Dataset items
—————

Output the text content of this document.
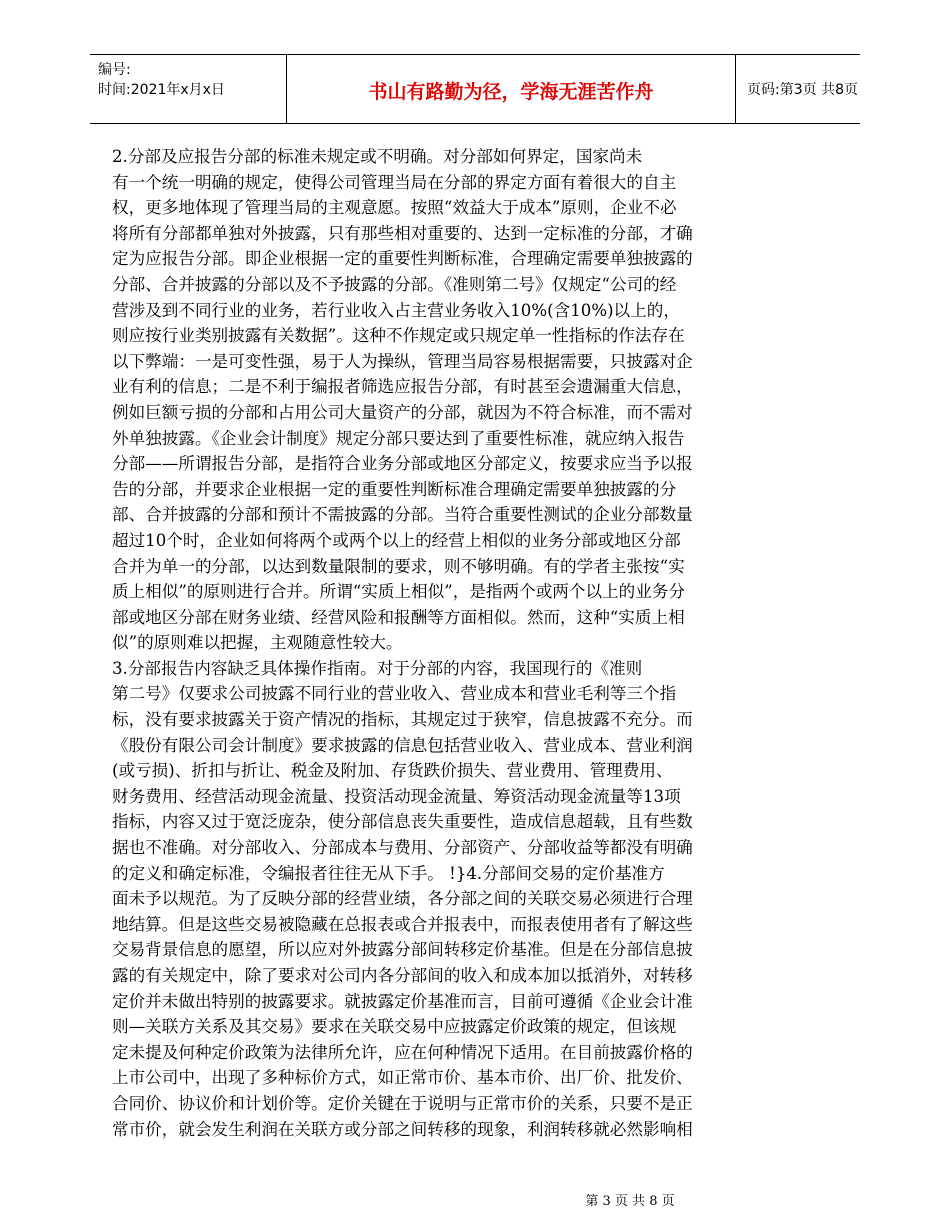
编号:
时间:2021年x月x日	书山有路勤为径，学海无涯苦作舟	页码:第3页 共8页
2.分部及应报告分部的标准未规定或不明确。对分部如何界定，国家尚未
有一个统一明确的规定，使得公司管理当局在分部的界定方面有着很大的自主
权，更多地体现了管理当局的主观意愿。按照“效益大于成本”原则，企业不必
将所有分部都单独对外披露，只有那些相对重要的、达到一定标准的分部，才确
定为应报告分部。即企业根据一定的重要性判断标准，合理确定需要单独披露的
分部、合并披露的分部以及不予披露的分部。《准则第二号》仅规定“公司的经
营涉及到不同行业的业务，若行业收入占主营业务收入10%(含10%)以上的，
则应按行业类别披露有关数据”。这种不作规定或只规定单一性指标的作法存在
以下弊端：一是可变性强，易于人为操纵，管理当局容易根据需要，只披露对企
业有利的信息；二是不利于编报者筛选应报告分部，有时甚至会遗漏重大信息，
例如巨额亏损的分部和占用公司大量资产的分部，就因为不符合标准，而不需对
外单独披露。《企业会计制度》规定分部只要达到了重要性标准，就应纳入报告
分部——所谓报告分部，是指符合业务分部或地区分部定义，按要求应当予以报
告的分部，并要求企业根据一定的重要性判断标准合理确定需要单独披露的分
部、合并披露的分部和预计不需披露的分部。当符合重要性测试的企业分部数量
超过10个时，企业如何将两个或两个以上的经营上相似的业务分部或地区分部
合并为单一的分部，以达到数量限制的要求，则不够明确。有的学者主张按“实
质上相似”的原则进行合并。所谓“实质上相似”，是指两个或两个以上的业务分
部或地区分部在财务业绩、经营风险和报酬等方面相似。然而，这种“实质上相
似”的原则难以把握，主观随意性较大。
3.分部报告内容缺乏具体操作指南。对于分部的内容，我国现行的《准则
第二号》仅要求公司披露不同行业的营业收入、营业成本和营业毛利等三个指
标，没有要求披露关于资产情况的指标，其规定过于狭窄，信息披露不充分。而
《股份有限公司会计制度》要求披露的信息包括营业收入、营业成本、营业利润
(或亏损)、折扣与折让、税金及附加、存货跌价损失、营业费用、管理费用、
财务费用、经营活动现金流量、投资活动现金流量、筹资活动现金流量等13项
指标，内容又过于宽泛庞杂，使分部信息丧失重要性，造成信息超载，且有些数
据也不准确。对分部收入、分部成本与费用、分部资产、分部收益等都没有明确
的定义和确定标准，令编报者往往无从下手。 !}4.分部间交易的定价基准方
面未予以规范。为了反映分部的经营业绩，各分部之间的关联交易必须进行合理
地结算。但是这些交易被隐藏在总报表或合并报表中，而报表使用者有了解这些
交易背景信息的愿望，所以应对外披露分部间转移定价基准。但是在分部信息披
露的有关规定中，除了要求对公司内各分部间的收入和成本加以抵消外，对转移
定价并未做出特别的披露要求。就披露定价基准而言，目前可遵循《企业会计准
则—关联方关系及其交易》要求在关联交易中应披露定价政策的规定，但该规
定未提及何种定价政策为法律所允许，应在何种情况下适用。在目前披露价格的
上市公司中，出现了多种标价方式，如正常市价、基本市价、出厂价、批发价、
合同价、协议价和计划价等。定价关键在于说明与正常市价的关系，只要不是正
常市价，就会发生利润在关联方或分部之间转移的现象，利润转移就必然影响相
第 3 页 共 8 页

—————

#### EXERCISE PROMPT
Reproduce every entry exactly, but omit each picture.

#### WORKED SOLUTION
Output the text content of this document.
编号:
时间:2021年x月x日	书山有路勤为径，学海无涯苦作舟	页码:第3页 共8页
2.分部及应报告分部的标准未规定或不明确。对分部如何界定，国家尚未
有一个统一明确的规定，使得公司管理当局在分部的界定方面有着很大的自主
权，更多地体现了管理当局的主观意愿。按照“效益大于成本”原则，企业不必
将所有分部都单独对外披露，只有那些相对重要的、达到一定标准的分部，才确
定为应报告分部。即企业根据一定的重要性判断标准，合理确定需要单独披露的
分部、合并披露的分部以及不予披露的分部。《准则第二号》仅规定“公司的经
营涉及到不同行业的业务，若行业收入占主营业务收入10%(含10%)以上的，
则应按行业类别披露有关数据”。这种不作规定或只规定单一性指标的作法存在
以下弊端：一是可变性强，易于人为操纵，管理当局容易根据需要，只披露对企
业有利的信息；二是不利于编报者筛选应报告分部，有时甚至会遗漏重大信息，
例如巨额亏损的分部和占用公司大量资产的分部，就因为不符合标准，而不需对
外单独披露。《企业会计制度》规定分部只要达到了重要性标准，就应纳入报告
分部——所谓报告分部，是指符合业务分部或地区分部定义，按要求应当予以报
告的分部，并要求企业根据一定的重要性判断标准合理确定需要单独披露的分
部、合并披露的分部和预计不需披露的分部。当符合重要性测试的企业分部数量
超过10个时，企业如何将两个或两个以上的经营上相似的业务分部或地区分部
合并为单一的分部，以达到数量限制的要求，则不够明确。有的学者主张按“实
质上相似”的原则进行合并。所谓“实质上相似”，是指两个或两个以上的业务分
部或地区分部在财务业绩、经营风险和报酬等方面相似。然而，这种“实质上相
似”的原则难以把握，主观随意性较大。
3.分部报告内容缺乏具体操作指南。对于分部的内容，我国现行的《准则
第二号》仅要求公司披露不同行业的营业收入、营业成本和营业毛利等三个指
标，没有要求披露关于资产情况的指标，其规定过于狭窄，信息披露不充分。而
《股份有限公司会计制度》要求披露的信息包括营业收入、营业成本、营业利润
(或亏损)、折扣与折让、税金及附加、存货跌价损失、营业费用、管理费用、
财务费用、经营活动现金流量、投资活动现金流量、筹资活动现金流量等13项
指标，内容又过于宽泛庞杂，使分部信息丧失重要性，造成信息超载，且有些数
据也不准确。对分部收入、分部成本与费用、分部资产、分部收益等都没有明确
的定义和确定标准，令编报者往往无从下手。 !}4.分部间交易的定价基准方
面未予以规范。为了反映分部的经营业绩，各分部之间的关联交易必须进行合理
地结算。但是这些交易被隐藏在总报表或合并报表中，而报表使用者有了解这些
交易背景信息的愿望，所以应对外披露分部间转移定价基准。但是在分部信息披
露的有关规定中，除了要求对公司内各分部间的收入和成本加以抵消外，对转移
定价并未做出特别的披露要求。就披露定价基准而言，目前可遵循《企业会计准
则—关联方关系及其交易》要求在关联交易中应披露定价政策的规定，但该规
定未提及何种定价政策为法律所允许，应在何种情况下适用。在目前披露价格的
上市公司中，出现了多种标价方式，如正常市价、基本市价、出厂价、批发价、
合同价、协议价和计划价等。定价关键在于说明与正常市价的关系，只要不是正
常市价，就会发生利润在关联方或分部之间转移的现象，利润转移就必然影响相
第 3 页 共 8 页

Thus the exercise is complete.